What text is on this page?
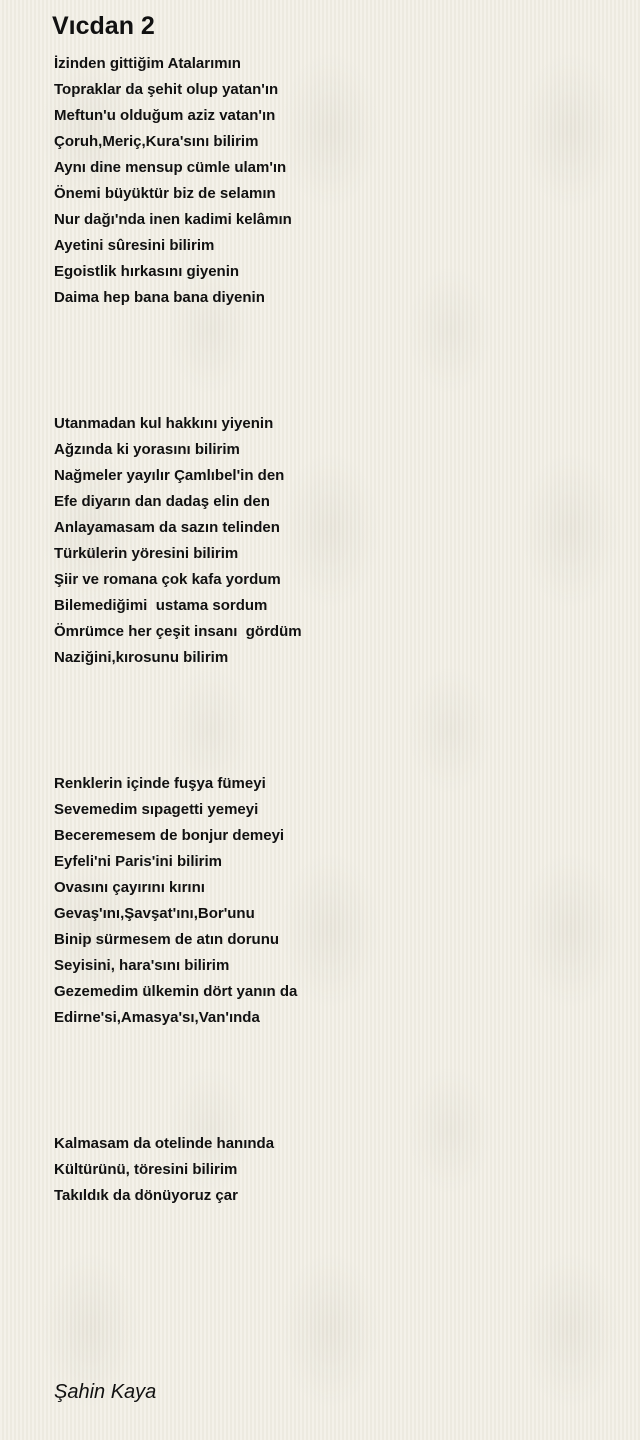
Vıcdan 2
İzinden gittiğim Atalarımın
Topraklar da şehit olup yatan'ın
Meftun'u olduğum aziz vatan'ın
Çoruh,Meriç,Kura'sını bilirim
Aynı dine mensup cümle ulam'ın
Önemi büyüktür biz de selamın
Nur dağı'nda inen kadimi kelâmın
Ayetini sûresini bilirim
Egoistlik hırkasını giyenin
Daima hep bana bana diyenin
Utanmadan kul hakkını yiyenin
Ağzında ki yorasını bilirim
Nağmeler yayılır Çamlıbel'in den
Efe diyarın dan dadaş elin den
Anlayamasam da sazın telinden
Türkülerin yöresini bilirim
Şiir ve romana çok kafa yordum
Bilemediğimi  ustama sordum
Ömrümce her çeşit insanı  gördüm
Naziğini,kırosunu bilirim
Renklerin içinde fuşya fümeyi
Sevemedim sıpagetti yemeyi
Beceremesem de bonjur demeyi
Eyfeli'ni Paris'ini bilirim
Ovasını çayırını kırını
Gevaş'ını,Şavşat'ını,Bor'unu
Binip sürmesem de atın dorunu
Seyisini, hara'sını bilirim
Gezemedim ülkemin dört yanın da
Edirne'si,Amasya'sı,Van'ında
Kalmasam da otelinde hanında
Kültürünü, töresini bilirim
Takıldık da dönüyoruz çar
Şahin Kaya
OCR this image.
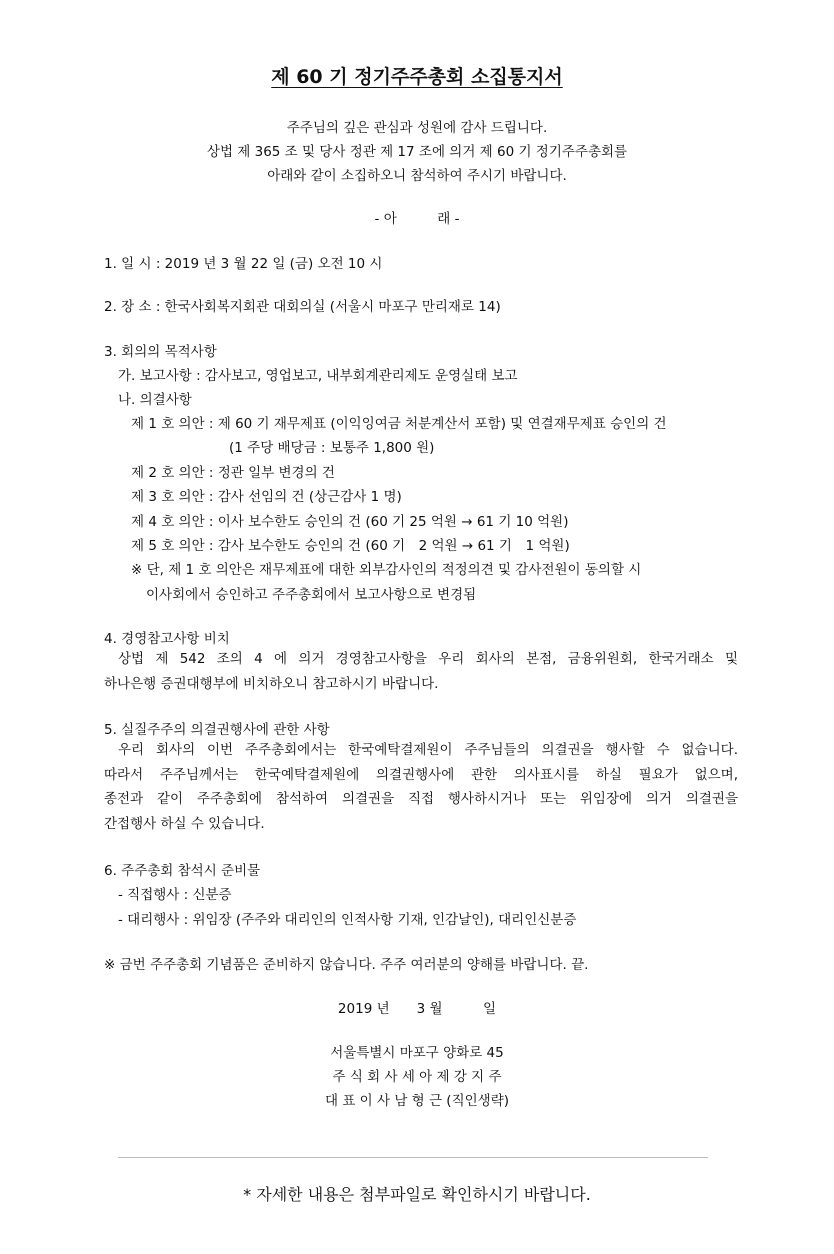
제 60 기 정기주주총회 소집통지서
주주님의 깊은 관심과 성원에 감사 드립니다.
상법 제 365 조 및 당사 정관 제 17 조에 의거 제 60 기 정기주주총회를
아래와 같이 소집하오니 참석하여 주시기 바랍니다.
- 아　　　래 -
1. 일 시 : 2019 년 3 월 22 일 (금) 오전 10 시
2. 장 소 : 한국사회복지회관 대회의실 (서울시 마포구 만리재로 14)
3. 회의의 목적사항
가. 보고사항 : 감사보고, 영업보고, 내부회계관리제도 운영실태 보고
나. 의결사항
제 1 호 의안 : 제 60 기 재무제표 (이익잉여금 처분계산서 포함) 및 연결재무제표 승인의 건
(1 주당 배당금 : 보통주 1,800 원)
제 2 호 의안 : 정관 일부 변경의 건
제 3 호 의안 : 감사 선임의 건 (상근감사 1 명)
제 4 호 의안 : 이사 보수한도 승인의 건 (60 기 25 억원 → 61 기 10 억원)
제 5 호 의안 : 감사 보수한도 승인의 건 (60 기　2 억원 → 61 기　1 억원)
※ 단, 제 1 호 의안은 재무제표에 대한 외부감사인의 적정의견 및 감사전원이 동의할 시
이사회에서 승인하고 주주총회에서 보고사항으로 변경됨
4. 경영참고사항 비치
상법 제 542 조의 4 에 의거 경영참고사항을 우리 회사의 본점, 금융위원회, 한국거래소 및
하나은행 증권대행부에 비치하오니 참고하시기 바랍니다.
5. 실질주주의 의결권행사에 관한 사항
우리 회사의 이번 주주총회에서는 한국예탁결제원이 주주님들의 의결권을 행사할 수 없습니다.
따라서 주주님께서는 한국예탁결제원에 의결권행사에 관한 의사표시를 하실 필요가 없으며,
종전과 같이 주주총회에 참석하여 의결권을 직접 행사하시거나 또는 위임장에 의거 의결권을
간접행사 하실 수 있습니다.
6. 주주총회 참석시 준비물
- 직접행사 : 신분증
- 대리행사 : 위임장 (주주와 대리인의 인적사항 기재, 인감날인), 대리인신분증
※ 금번 주주총회 기념품은 준비하지 않습니다. 주주 여러분의 양해를 바랍니다. 끝.
2019 년　　3 월　　　일
서울특별시 마포구 양화로 45
주 식 회 사 세 아 제 강 지 주
대 표 이 사 남 형 근 (직인생략)
* 자세한 내용은 첨부파일로 확인하시기 바랍니다.
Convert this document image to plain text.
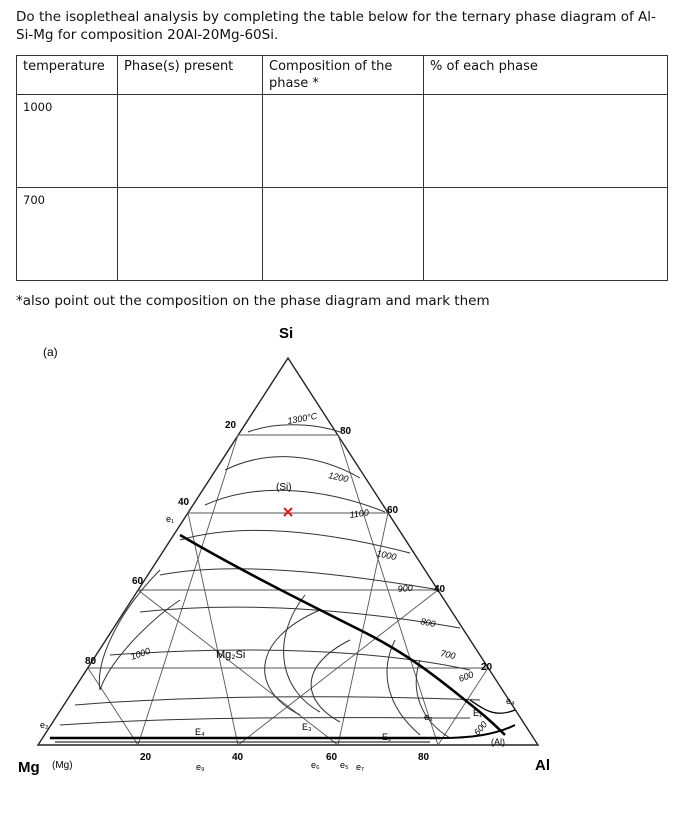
Do the isopletheal analysis by completing the table below for the ternary phase diagram of Al-Si-Mg for composition 20Al-20Mg-60Si.
temperature	Phase(s) present	Composition of the phase *	% of each phase
1000			
700			
*also point out the composition on the phase diagram and mark them
(a)
Si
Mg (Mg)	Al
20
40
60
80
80
60
40
20
20	40	60	80
1300°C
1200
1100
1000
900
800
700
600
600
1000
(Si)
Mg₂Si
(Al)
e₁
e₂
e₃
e₄
E₁
E₂
E₃
E₄
e₅
e₆	e₇
e₉
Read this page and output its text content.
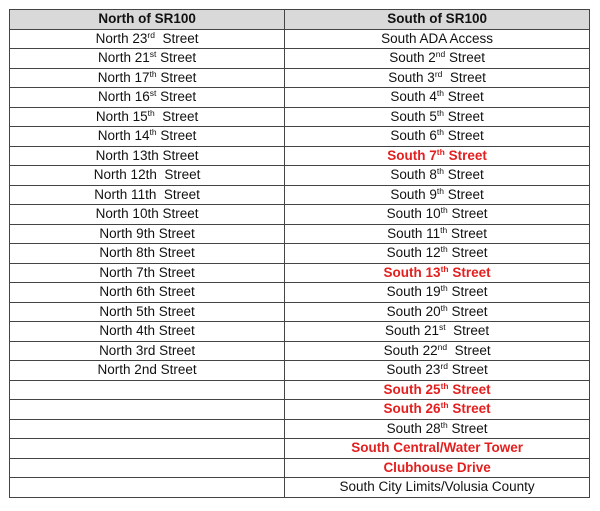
North of SR100	South of SR100
North 23rd  Street	South ADA Access
North 21st Street	South 2nd Street
North 17th Street	South 3rd  Street
North 16st Street	South 4th Street
North 15th  Street	South 5th Street
North 14th Street	South 6th Street
North 13th Street	South 7th Street
North 12th  Street	South 8th Street
North 11th  Street	South 9th Street
North 10th Street	South 10th Street
North 9th Street	South 11th Street
North 8th Street	South 12th Street
North 7th Street	South 13th Street
North 6th Street	South 19th Street
North 5th Street	South 20th Street
North 4th Street	South 21st  Street
North 3rd Street	South 22nd  Street
North 2nd Street	South 23rd Street
	South 25th Street
	South 26th Street
	South 28th Street
	South Central/Water Tower
	Clubhouse Drive
	South City Limits/Volusia County
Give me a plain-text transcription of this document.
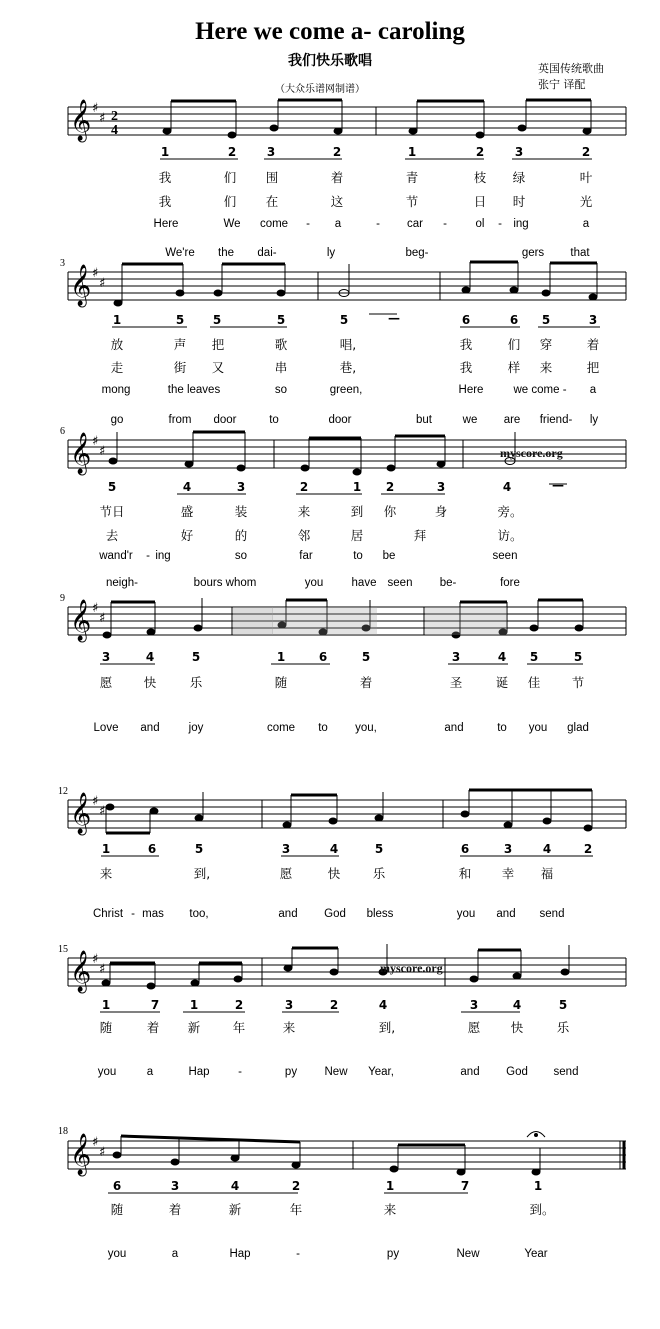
Here we come a- caroling
我们快乐歌唱
（大众乐谱网制谱）
英国传统歌曲
张宁 译配
𝄞
𝄞
𝄞
𝄞
𝄞
𝄞
𝄞
♯
♯
♯
♯
♯
♯
♯
♯
♯
♯
♯
♯
♯
♯
2
4
3
6
9
12
15
18
myscore.org
myscore.org
1	2	3	2	1	2	3	2
我	们 围	着	青	枝 绿	叶
我	们 在	这	节	日 时	光
Here	We come - a	- car - ol - ing	a
We're the dai-	ly	beg-	gers that
1	5 5	5	5	—	6	6 5	3
放	声 把	歌	唱,	我	们 穿	着
走	街 又	串	巷,	我	样 来	把
mong	the leaves	so	green,	Here	we come - a
go	from door	to	door	but	we are friend- ly
5	4	3	2	1 2	3	4	—
节日	盛	装	来	到 你	身	旁。
去	好	的	邻	居	拜	访。
wand'r - ing	so	far	to be	seen
neigh-	bours whom	you have seen be-	fore
3	4	5	1	6	5	3	4 5	5
愿	快	乐	随	着	圣	诞 佳	节
Love and	joy	come to you,	and	to you glad
1	6	5	3	4	5	6	3	4	2
来	到,	愿	快	乐	和 幸 福
Christ - mas too,	and God bless	you and send
1	7	1	2	3	2	4	3	4	5
随	着 新	年	来	到,	愿 快	乐
you	a	Hap -	py New Year,	and God send
6	3	4	2	1	7	1
随	着	新	年	来	到。
you	a	Hap	-	py	New	Year
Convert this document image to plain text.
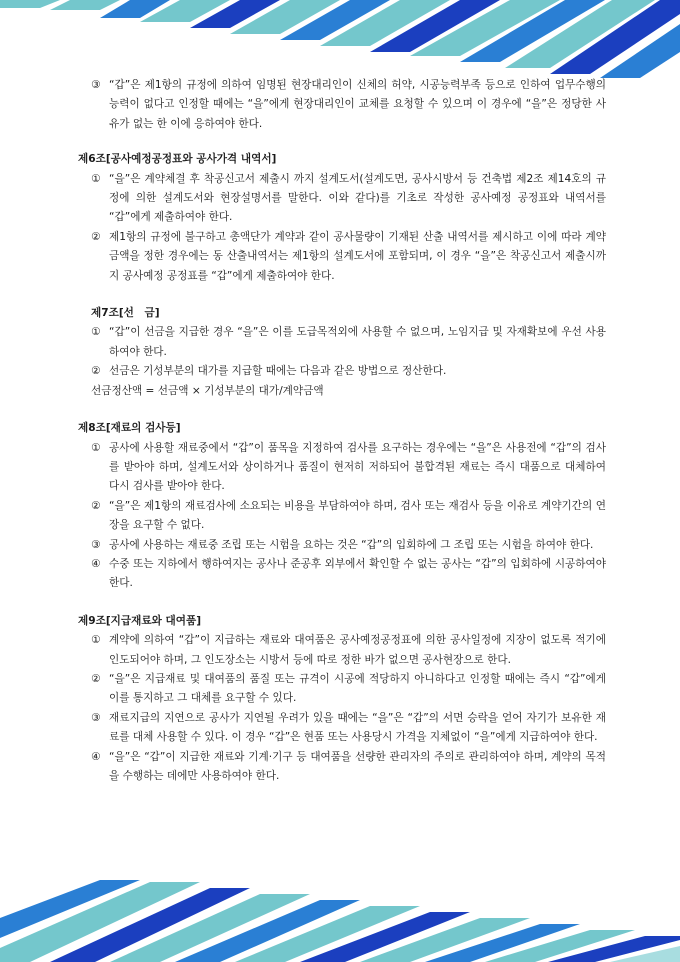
③ “갑”은 제1항의 규정에 의하여 임명된 현장대리인이 신체의 허약, 시공능력부족 등으로 인하여 업무수행의 능력이 없다고 인정할 때에는 “을”에게 현장대리인이 교체를 요청할 수 있으며 이 경우에 “을”은 정당한 사유가 없는 한 이에 응하여야 한다.
제6조[공사예정공정표와 공사가격 내역서]
① “을”은 계약체결 후 착공신고서 제출시 까지 설계도서(설계도면, 공사시방서 등 건축법 제2조 제14호의 규정에 의한 설계도서와 현장설명서를 말한다. 이와 같다)를 기초로 작성한 공사예정 공정표와 내역서를 “갑”에게 제출하여야 한다.
② 제1항의 규정에 불구하고 총액단가 계약과 같이 공사물량이 기재된 산출 내역서를 제시하고 이에 따라 계약금액을 정한 경우에는 동 산출내역서는 제1항의 설계도서에 포함되며, 이 경우 “을”은 착공신고서 제출시까지 공사예정 공정표를 “갑”에게 제출하여야 한다.
제7조[선　금]
① “갑”이 선금을 지급한 경우 “을”은 이를 도급목적외에 사용할 수 없으며, 노임지급 및 자재확보에 우선 사용하여야 한다.
② 선금은 기성부분의 대가를 지급할 때에는 다음과 같은 방법으로 정산한다.
선금정산액 = 선금액 × 기성부분의 대가/계약금액
제8조[재료의 검사등]
① 공사에 사용할 재료중에서 “갑”이 품목을 지정하여 검사를 요구하는 경우에는 “을”은 사용전에 “갑”의 검사를 받아야 하며, 설계도서와 상이하거나 품질이 현저히 저하되어 불합격된 재료는 즉시 대품으로 대체하여 다시 검사를 받아야 한다.
② “을”은 제1항의 재료검사에 소요되는 비용을 부담하여야 하며, 검사 또는 재검사 등을 이유로 계약기간의 연장을 요구할 수 없다.
③ 공사에 사용하는 재료중 조립 또는 시험을 요하는 것은 “갑”의 입회하에 그 조립 또는 시험을 하여야 한다.
④ 수중 또는 지하에서 행하여지는 공사나 준공후 외부에서 확인할 수 없는 공사는 “갑”의 입회하에 시공하여야 한다.
제9조[지급재료와 대여품]
① 계약에 의하여 “갑”이 지급하는 재료와 대여품은 공사예정공정표에 의한 공사일정에 지장이 없도록 적기에 인도되어야 하며, 그 인도장소는 시방서 등에 따로 정한 바가 없으면 공사현장으로 한다.
② “을”은 지급재료 및 대여품의 품질 또는 규격이 시공에 적당하지 아니하다고 인정할 때에는 즉시 “갑”에게 이를 통지하고 그 대체를 요구할 수 있다.
③ 재료지급의 지연으로 공사가 지연될 우려가 있을 때에는 “을”은 “갑”의 서면 승락을 얻어 자기가 보유한 재료를 대체 사용할 수 있다. 이 경우 “갑”은 현품 또는 사용당시 가격을 지체없이 “을”에게 지급하여야 한다.
④ “을”은 “갑”이 지급한 재료와 기계·기구 등 대여품을 선량한 관리자의 주의로 관리하여야 하며, 계약의 목적을 수행하는 데에만 사용하여야 한다.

■ Problem requirements
Your answer should be a single number: how many lines of the material contain the word "come".

■ Solution to this exercise
4